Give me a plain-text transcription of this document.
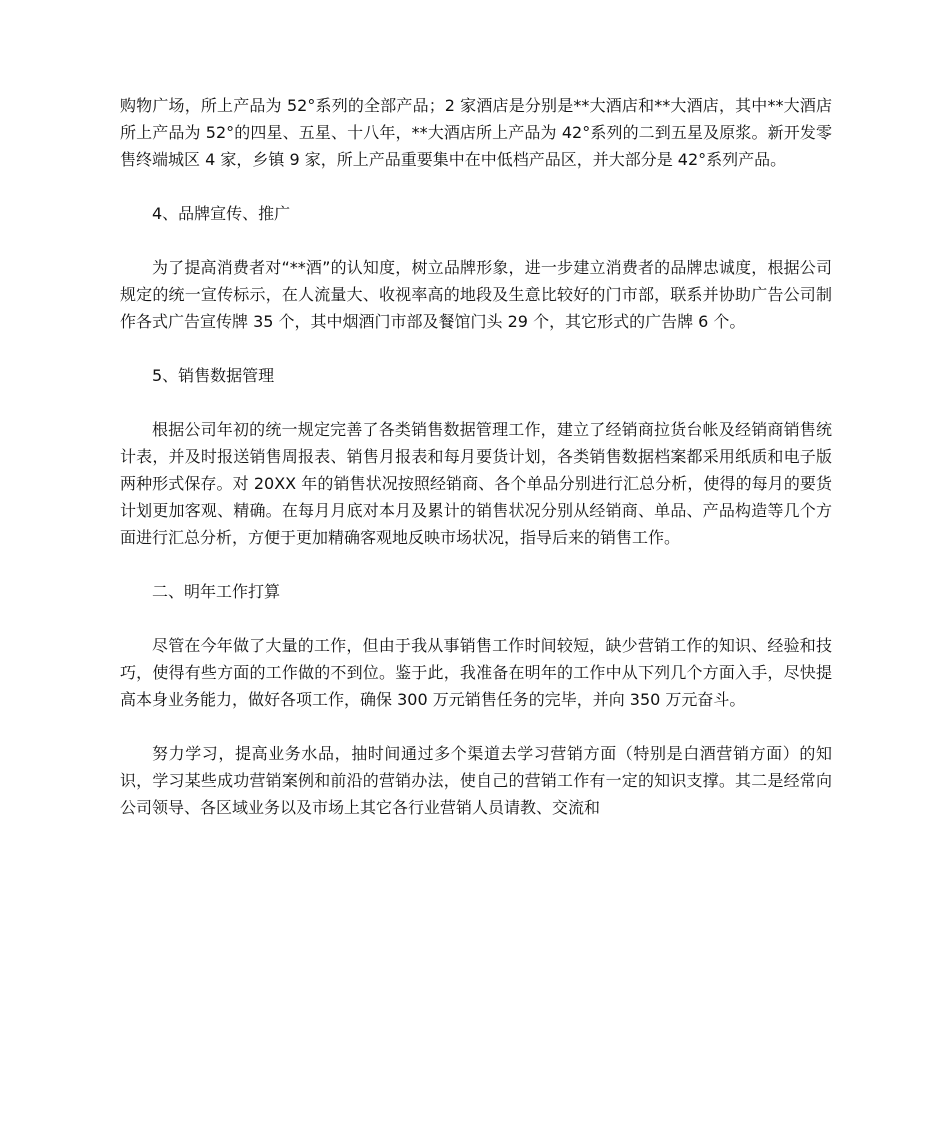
购物广场，所上产品为 52°系列的全部产品；2 家酒店是分别是**大酒店和**大酒店，其中**大酒店所上产品为 52°的四星、五星、十八年，**大酒店所上产品为 42°系列的二到五星及原浆。新开发零售终端城区 4 家，乡镇 9 家，所上产品重要集中在中低档产品区，并大部分是 42°系列产品。

4、品牌宣传、推广

为了提高消费者对“**酒”的认知度，树立品牌形象，进一步建立消费者的品牌忠诚度，根据公司规定的统一宣传标示，在人流量大、收视率高的地段及生意比较好的门市部，联系并协助广告公司制作各式广告宣传牌 35 个，其中烟酒门市部及餐馆门头 29 个，其它形式的广告牌 6 个。

5、销售数据管理

根据公司年初的统一规定完善了各类销售数据管理工作，建立了经销商拉货台帐及经销商销售统计表，并及时报送销售周报表、销售月报表和每月要货计划，各类销售数据档案都采用纸质和电子版两种形式保存。对 20XX 年的销售状况按照经销商、各个单品分别进行汇总分析，使得的每月的要货计划更加客观、精确。在每月月底对本月及累计的销售状况分别从经销商、单品、产品构造等几个方面进行汇总分析，方便于更加精确客观地反映市场状况，指导后来的销售工作。

二、明年工作打算

尽管在今年做了大量的工作，但由于我从事销售工作时间较短，缺少营销工作的知识、经验和技巧，使得有些方面的工作做的不到位。鉴于此，我准备在明年的工作中从下列几个方面入手，尽快提高本身业务能力，做好各项工作，确保 300 万元销售任务的完毕，并向 350 万元奋斗。

努力学习，提高业务水品，抽时间通过多个渠道去学习营销方面（特别是白酒营销方面）的知识，学习某些成功营销案例和前沿的营销办法，使自己的营销工作有一定的知识支撑。其二是经常向公司领导、各区域业务以及市场上其它各行业营销人员请教、交流和
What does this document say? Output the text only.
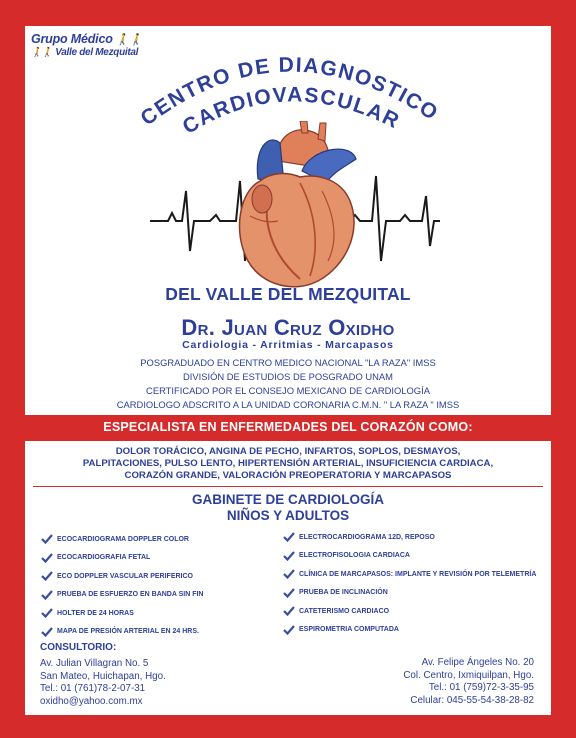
Grupo Médico 🚶🚶
🚶🚶 Valle del Mezquital
CENTRO DE DIAGNOSTICO
CARDIOVASCULAR
DEL VALLE DEL MEZQUITAL
Dr. Juan Cruz Oxidho
Cardiologia - Arritmias - Marcapasos
POSGRADUADO EN CENTRO MEDICO NACIONAL "LA RAZA" IMSS
DIVISIÓN DE ESTUDIOS DE POSGRADO UNAM
CERTIFICADO POR EL CONSEJO MEXICANO DE CARDIOLOGÍA
CARDIOLOGO ADSCRITO A LA UNIDAD CORONARIA C.M.N. " LA RAZA " IMSS
ESPECIALISTA EN ENFERMEDADES DEL CORAZÓN COMO:
DOLOR TORÁCICO, ANGINA DE PECHO, INFARTOS, SOPLOS, DESMAYOS,
PALPITACIONES, PULSO LENTO, HIPERTENSIÓN ARTERIAL, INSUFICIENCIA CARDIACA,
CORAZÓN GRANDE, VALORACIÓN PREOPERATORIA Y MARCAPASOS
GABINETE DE CARDIOLOGÍA
NIÑOS Y ADULTOS
ECOCARDIOGRAMA DOPPLER COLOR
ECOCARDIOGRAFIA FETAL
ECO DOPPLER VASCULAR PERIFERICO
PRUEBA DE ESFUERZO EN BANDA SIN FIN
HOLTER DE 24 HORAS
MAPA DE PRESIÓN ARTERIAL EN 24 HRS.
ELECTROCARDIOGRAMA 12D, REPOSO
ELECTROFISOLOGIA CARDIACA
CLÍNICA DE MARCAPASOS: IMPLANTE Y REVISIÓN POR TELEMETRÍA
PRUEBA DE INCLINACIÓN
CATETERISMO CARDIACO
ESPIROMETRIA COMPUTADA
CONSULTORIO:
Av. Julian Villagran No. 5
San Mateo, Huichapan, Hgo.
Tel.: 01 (761)78-2-07-31
oxidho@yahoo.com.mx
Av. Felipe Ángeles No. 20
Col. Centro, Ixmiquilpan, Hgo.
Tel.: 01 (759)72-3-35-95
Celular: 045-55-54-38-28-82
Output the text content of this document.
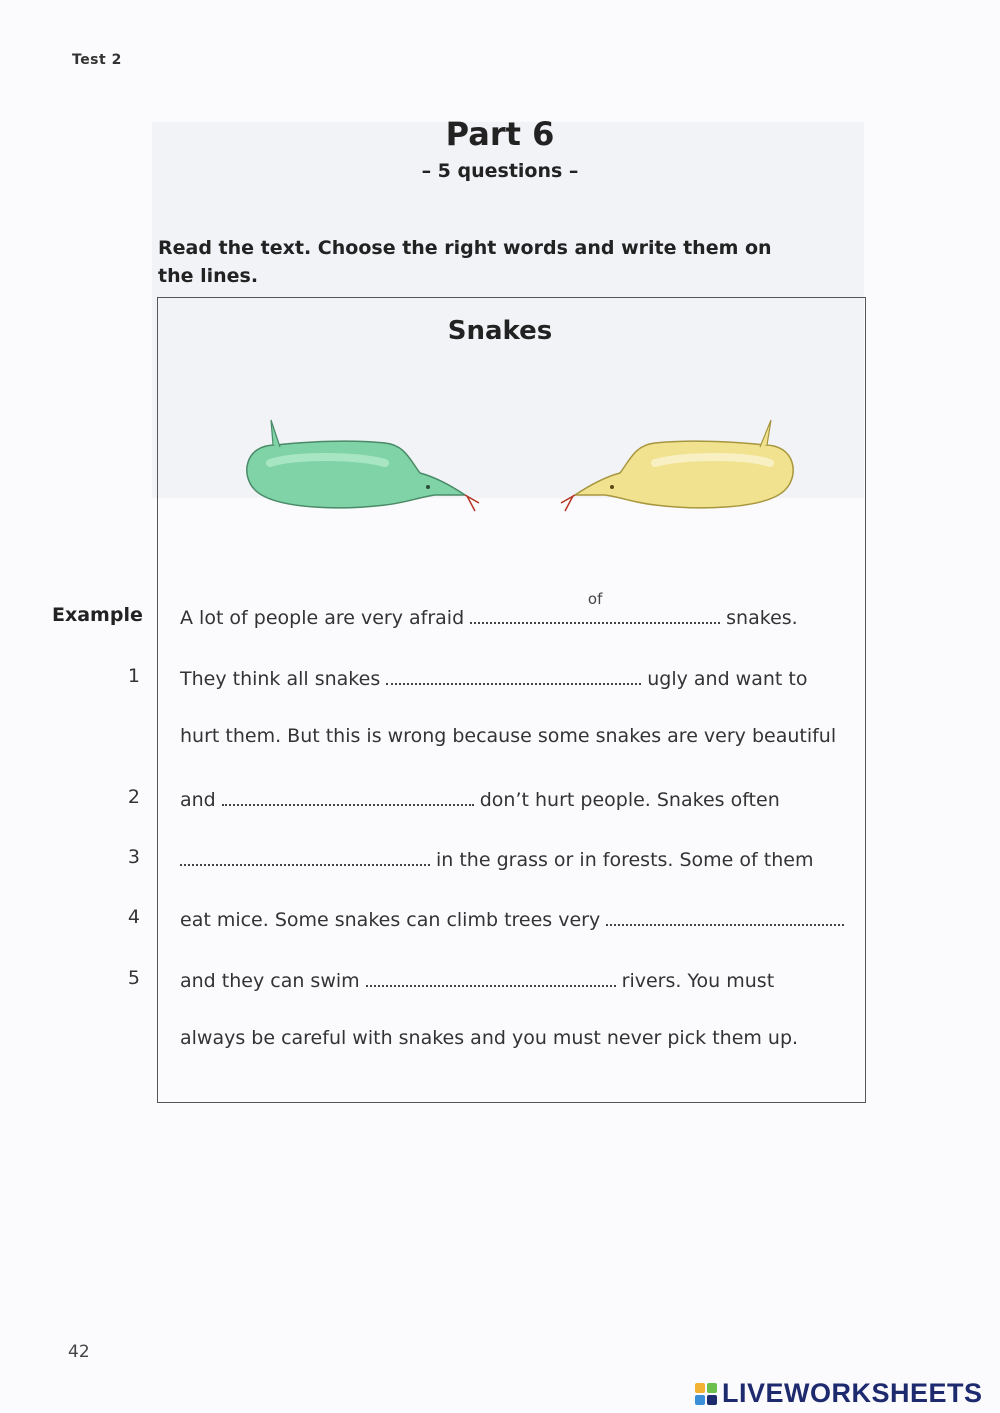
Test 2
Part 6
– 5 questions –
Read the text. Choose the right words and write them on the lines.
Snakes
Example A lot of people are very afraid
of
snakes.
1 They think all snakes	ugly and want to
hurt them. But this is wrong because some snakes are very beautiful
2 and	don’t hurt people. Snakes often
3	in the grass or in forests. Some of them
4 eat mice. Some snakes can climb trees very
5 and they can swim	rivers. You must
always be careful with snakes and you must never pick them up.
42
LIVEWORKSHEETS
- - - - -
TASK OBJECTIVE:
Pull out every line in the data above that has the word "IMSS".

RESPONSE TO THIS EXERCISE:
POSGRADUADO EN CENTRO MEDICO NACIONAL "LA RAZA" IMSS
CARDIOLOGO ADSCRITO A LA UNIDAD CORONARIA C.M.N. " LA RAZA " IMSS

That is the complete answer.